__Task instructions__
Extract all lines that hold the string "наименование".

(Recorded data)
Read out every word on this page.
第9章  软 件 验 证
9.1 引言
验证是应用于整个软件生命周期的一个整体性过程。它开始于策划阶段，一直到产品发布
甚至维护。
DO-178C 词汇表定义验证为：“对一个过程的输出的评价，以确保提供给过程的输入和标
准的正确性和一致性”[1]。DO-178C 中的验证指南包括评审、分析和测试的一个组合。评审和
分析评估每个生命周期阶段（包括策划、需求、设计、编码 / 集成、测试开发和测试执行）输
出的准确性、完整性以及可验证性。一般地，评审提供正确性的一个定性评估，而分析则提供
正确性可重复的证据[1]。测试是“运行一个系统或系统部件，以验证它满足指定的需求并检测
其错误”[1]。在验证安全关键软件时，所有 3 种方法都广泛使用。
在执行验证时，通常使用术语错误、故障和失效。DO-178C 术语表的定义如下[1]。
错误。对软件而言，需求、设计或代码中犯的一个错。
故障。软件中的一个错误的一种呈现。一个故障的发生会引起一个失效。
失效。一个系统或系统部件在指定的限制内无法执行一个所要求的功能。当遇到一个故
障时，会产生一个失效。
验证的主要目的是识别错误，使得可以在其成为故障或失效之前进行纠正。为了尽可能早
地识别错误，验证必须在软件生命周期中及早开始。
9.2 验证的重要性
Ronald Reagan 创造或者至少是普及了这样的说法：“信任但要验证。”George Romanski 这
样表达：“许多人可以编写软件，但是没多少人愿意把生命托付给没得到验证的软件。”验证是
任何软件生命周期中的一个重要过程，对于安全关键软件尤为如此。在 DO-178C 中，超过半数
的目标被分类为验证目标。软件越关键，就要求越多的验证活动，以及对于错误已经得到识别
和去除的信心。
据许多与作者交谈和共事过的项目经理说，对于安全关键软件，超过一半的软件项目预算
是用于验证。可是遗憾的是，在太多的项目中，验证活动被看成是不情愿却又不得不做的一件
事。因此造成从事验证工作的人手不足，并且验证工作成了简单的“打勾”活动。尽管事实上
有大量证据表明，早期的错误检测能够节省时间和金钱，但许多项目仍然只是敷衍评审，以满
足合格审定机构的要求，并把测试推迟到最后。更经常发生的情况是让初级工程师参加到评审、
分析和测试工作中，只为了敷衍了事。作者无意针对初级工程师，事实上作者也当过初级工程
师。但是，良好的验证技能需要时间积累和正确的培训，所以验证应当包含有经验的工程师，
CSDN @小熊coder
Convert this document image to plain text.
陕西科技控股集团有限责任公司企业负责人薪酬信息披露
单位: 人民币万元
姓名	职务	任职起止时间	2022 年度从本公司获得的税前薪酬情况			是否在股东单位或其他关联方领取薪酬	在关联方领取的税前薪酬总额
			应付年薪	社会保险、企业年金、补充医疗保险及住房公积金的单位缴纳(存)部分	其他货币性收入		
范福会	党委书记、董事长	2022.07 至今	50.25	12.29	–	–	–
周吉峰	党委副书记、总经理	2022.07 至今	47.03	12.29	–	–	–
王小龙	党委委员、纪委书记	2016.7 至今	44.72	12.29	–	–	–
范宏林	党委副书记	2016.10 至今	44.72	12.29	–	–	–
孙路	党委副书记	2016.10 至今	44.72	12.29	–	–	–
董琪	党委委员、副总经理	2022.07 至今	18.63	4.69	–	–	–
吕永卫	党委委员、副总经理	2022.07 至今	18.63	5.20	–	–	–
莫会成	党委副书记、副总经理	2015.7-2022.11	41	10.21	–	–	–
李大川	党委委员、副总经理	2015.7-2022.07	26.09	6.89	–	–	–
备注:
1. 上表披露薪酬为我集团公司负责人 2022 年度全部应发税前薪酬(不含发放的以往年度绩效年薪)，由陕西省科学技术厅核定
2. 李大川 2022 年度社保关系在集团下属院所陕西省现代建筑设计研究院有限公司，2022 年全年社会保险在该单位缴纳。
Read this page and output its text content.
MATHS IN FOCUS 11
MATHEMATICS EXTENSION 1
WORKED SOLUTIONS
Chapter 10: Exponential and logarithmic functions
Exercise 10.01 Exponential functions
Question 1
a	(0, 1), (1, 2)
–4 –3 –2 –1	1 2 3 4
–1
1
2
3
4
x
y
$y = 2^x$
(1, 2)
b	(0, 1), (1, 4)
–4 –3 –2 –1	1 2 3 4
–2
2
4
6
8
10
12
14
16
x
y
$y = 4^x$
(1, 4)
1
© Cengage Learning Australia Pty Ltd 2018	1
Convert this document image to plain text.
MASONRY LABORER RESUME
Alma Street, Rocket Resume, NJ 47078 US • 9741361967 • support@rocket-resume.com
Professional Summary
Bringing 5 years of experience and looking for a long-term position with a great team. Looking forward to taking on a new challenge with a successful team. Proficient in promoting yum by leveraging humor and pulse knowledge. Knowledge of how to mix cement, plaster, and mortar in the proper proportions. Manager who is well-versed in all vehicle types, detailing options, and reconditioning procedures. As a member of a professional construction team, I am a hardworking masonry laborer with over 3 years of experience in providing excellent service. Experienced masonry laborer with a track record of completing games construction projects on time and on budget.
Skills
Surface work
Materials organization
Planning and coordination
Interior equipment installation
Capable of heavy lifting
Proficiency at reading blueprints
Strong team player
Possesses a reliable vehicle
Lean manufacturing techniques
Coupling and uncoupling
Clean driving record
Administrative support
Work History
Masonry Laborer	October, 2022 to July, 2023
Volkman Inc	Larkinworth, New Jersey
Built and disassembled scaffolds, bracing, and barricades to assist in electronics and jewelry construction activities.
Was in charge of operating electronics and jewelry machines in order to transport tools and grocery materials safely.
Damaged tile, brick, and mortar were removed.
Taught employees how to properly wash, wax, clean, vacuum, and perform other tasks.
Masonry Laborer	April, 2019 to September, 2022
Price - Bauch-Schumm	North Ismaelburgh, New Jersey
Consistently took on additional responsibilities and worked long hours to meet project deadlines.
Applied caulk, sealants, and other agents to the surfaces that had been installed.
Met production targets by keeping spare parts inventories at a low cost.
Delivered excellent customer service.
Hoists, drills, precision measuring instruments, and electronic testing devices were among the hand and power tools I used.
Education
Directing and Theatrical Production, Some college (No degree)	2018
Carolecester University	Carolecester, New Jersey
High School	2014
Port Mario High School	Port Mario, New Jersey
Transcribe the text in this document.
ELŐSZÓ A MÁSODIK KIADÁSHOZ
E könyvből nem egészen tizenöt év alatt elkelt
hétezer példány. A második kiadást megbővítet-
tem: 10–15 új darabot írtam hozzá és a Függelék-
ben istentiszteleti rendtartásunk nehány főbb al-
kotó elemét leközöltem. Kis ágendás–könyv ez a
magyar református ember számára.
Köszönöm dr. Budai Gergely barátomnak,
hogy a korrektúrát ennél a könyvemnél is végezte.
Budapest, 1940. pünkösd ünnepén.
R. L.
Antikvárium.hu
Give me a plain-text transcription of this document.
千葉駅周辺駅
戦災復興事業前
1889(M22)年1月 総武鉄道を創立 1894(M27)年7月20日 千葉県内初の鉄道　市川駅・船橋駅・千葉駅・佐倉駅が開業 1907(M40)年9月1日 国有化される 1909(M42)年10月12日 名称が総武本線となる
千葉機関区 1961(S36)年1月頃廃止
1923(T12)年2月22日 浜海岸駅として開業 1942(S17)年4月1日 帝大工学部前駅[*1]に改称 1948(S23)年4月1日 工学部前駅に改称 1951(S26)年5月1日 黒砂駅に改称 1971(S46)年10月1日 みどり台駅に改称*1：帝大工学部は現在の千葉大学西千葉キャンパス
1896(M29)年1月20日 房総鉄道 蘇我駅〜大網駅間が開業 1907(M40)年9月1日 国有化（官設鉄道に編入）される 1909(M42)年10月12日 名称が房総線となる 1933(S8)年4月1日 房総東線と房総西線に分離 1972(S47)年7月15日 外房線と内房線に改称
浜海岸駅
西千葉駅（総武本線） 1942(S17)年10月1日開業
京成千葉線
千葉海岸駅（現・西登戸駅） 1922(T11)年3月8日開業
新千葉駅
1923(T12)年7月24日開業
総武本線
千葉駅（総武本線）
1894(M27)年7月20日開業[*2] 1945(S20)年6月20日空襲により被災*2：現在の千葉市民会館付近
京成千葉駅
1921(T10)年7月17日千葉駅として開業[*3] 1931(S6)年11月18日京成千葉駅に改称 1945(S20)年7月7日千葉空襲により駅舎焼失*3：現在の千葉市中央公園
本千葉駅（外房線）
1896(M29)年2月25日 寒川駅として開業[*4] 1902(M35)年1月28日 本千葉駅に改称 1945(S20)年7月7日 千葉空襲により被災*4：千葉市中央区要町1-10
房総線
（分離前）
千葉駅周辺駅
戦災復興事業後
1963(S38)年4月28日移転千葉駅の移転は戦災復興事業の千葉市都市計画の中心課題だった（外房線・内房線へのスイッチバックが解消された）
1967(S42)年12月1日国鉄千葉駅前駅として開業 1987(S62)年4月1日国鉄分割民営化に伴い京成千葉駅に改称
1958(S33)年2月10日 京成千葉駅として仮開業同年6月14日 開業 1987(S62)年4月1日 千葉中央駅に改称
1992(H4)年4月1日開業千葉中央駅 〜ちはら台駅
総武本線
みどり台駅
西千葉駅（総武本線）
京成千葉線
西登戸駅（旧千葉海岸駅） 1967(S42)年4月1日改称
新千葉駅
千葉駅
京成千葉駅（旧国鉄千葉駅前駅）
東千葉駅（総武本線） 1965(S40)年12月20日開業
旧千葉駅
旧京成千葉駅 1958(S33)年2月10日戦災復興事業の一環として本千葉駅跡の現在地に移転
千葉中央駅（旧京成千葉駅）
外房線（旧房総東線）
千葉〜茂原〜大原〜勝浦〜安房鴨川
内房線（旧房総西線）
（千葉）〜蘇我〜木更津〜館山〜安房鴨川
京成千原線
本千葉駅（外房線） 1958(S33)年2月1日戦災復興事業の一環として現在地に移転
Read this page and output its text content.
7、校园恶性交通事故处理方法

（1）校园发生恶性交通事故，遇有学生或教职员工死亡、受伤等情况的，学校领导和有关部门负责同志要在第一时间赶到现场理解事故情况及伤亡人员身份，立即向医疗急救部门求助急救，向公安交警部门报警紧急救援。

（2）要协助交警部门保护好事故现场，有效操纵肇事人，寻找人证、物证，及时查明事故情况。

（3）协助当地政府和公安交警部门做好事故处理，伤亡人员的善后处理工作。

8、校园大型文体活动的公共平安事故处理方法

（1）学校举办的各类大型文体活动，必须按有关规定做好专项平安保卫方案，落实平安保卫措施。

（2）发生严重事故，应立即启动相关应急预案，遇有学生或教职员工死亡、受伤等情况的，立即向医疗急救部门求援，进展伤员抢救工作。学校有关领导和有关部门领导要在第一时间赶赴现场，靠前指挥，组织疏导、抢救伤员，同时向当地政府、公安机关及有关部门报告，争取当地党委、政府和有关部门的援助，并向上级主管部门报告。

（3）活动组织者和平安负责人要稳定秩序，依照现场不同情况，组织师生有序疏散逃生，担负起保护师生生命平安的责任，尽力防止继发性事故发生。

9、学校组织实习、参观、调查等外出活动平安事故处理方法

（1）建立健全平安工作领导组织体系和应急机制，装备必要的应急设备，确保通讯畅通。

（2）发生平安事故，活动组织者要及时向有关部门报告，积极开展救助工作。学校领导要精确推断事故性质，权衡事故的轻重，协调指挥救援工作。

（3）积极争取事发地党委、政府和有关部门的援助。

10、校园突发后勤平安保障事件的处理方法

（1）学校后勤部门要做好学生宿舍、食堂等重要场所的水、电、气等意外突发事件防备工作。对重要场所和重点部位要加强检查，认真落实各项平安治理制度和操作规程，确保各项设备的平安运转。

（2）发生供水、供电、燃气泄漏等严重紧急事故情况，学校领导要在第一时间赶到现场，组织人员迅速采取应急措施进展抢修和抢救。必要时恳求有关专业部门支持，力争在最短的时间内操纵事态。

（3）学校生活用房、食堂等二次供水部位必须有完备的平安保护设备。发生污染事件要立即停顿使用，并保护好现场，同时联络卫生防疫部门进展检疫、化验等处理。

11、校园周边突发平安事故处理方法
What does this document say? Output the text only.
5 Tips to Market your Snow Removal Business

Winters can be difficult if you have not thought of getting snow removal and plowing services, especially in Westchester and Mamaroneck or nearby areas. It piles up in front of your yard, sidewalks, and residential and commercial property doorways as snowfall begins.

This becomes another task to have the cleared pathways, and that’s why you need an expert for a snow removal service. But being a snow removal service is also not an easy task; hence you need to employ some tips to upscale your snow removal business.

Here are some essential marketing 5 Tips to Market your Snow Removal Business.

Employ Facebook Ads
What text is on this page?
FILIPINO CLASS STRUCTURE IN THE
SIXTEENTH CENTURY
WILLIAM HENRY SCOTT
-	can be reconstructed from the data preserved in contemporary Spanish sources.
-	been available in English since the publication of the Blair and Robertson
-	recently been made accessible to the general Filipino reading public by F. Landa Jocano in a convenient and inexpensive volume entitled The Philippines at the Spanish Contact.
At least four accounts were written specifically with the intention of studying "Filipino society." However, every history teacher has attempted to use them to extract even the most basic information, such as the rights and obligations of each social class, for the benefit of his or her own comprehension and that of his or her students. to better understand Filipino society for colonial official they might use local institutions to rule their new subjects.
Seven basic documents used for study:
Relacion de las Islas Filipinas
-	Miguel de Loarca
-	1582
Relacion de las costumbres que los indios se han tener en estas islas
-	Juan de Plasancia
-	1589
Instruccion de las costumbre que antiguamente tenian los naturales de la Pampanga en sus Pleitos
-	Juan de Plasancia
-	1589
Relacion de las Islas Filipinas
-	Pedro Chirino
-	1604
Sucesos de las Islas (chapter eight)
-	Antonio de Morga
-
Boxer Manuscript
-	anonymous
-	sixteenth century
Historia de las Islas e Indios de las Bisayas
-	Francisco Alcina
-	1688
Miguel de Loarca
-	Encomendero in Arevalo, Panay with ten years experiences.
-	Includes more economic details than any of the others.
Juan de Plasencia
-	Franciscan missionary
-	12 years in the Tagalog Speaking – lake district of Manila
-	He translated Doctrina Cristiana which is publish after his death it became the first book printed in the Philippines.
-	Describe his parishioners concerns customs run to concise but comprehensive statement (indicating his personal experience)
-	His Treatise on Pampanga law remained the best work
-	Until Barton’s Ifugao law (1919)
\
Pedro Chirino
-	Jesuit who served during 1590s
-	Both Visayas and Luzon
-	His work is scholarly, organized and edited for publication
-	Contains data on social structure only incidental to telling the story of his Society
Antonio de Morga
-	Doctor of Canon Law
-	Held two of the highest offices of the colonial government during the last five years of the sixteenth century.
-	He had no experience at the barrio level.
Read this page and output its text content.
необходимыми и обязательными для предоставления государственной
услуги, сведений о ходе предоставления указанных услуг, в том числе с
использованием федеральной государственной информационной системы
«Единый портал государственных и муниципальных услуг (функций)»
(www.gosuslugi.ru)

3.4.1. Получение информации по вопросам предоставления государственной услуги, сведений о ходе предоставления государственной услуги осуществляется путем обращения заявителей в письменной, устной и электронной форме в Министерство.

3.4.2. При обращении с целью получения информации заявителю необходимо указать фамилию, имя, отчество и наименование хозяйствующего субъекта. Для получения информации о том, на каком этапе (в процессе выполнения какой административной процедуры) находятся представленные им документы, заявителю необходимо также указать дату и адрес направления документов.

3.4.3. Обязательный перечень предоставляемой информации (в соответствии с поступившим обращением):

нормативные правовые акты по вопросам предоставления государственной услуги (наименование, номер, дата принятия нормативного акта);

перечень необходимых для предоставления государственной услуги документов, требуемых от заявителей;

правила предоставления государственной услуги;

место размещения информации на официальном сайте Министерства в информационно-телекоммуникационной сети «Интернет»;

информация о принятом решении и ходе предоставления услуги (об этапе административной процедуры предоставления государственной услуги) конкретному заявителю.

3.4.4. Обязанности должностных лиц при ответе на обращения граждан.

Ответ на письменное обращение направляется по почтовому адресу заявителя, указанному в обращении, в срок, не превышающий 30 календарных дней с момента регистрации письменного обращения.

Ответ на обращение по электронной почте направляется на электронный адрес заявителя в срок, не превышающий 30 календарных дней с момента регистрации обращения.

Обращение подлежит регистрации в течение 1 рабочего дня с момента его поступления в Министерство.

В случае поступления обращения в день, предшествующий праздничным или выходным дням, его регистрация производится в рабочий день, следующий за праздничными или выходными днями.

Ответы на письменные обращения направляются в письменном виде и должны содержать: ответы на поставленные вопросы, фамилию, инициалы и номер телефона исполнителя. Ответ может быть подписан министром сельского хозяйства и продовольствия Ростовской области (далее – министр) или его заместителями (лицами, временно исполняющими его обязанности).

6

__The completed task__
3.4.2. При обращении с целью получения информации заявителю необходимо указать фамилию, имя, отчество и наименование хозяйствующего субъекта. Для получения информации о том, на каком этапе (в процессе выполнения какой административной процедуры) находятся представленные им документы, заявителю необходимо также указать дату и адрес направления документов.
нормативные правовые акты по вопросам предоставления государственной услуги (наименование, номер, дата принятия нормативного акта);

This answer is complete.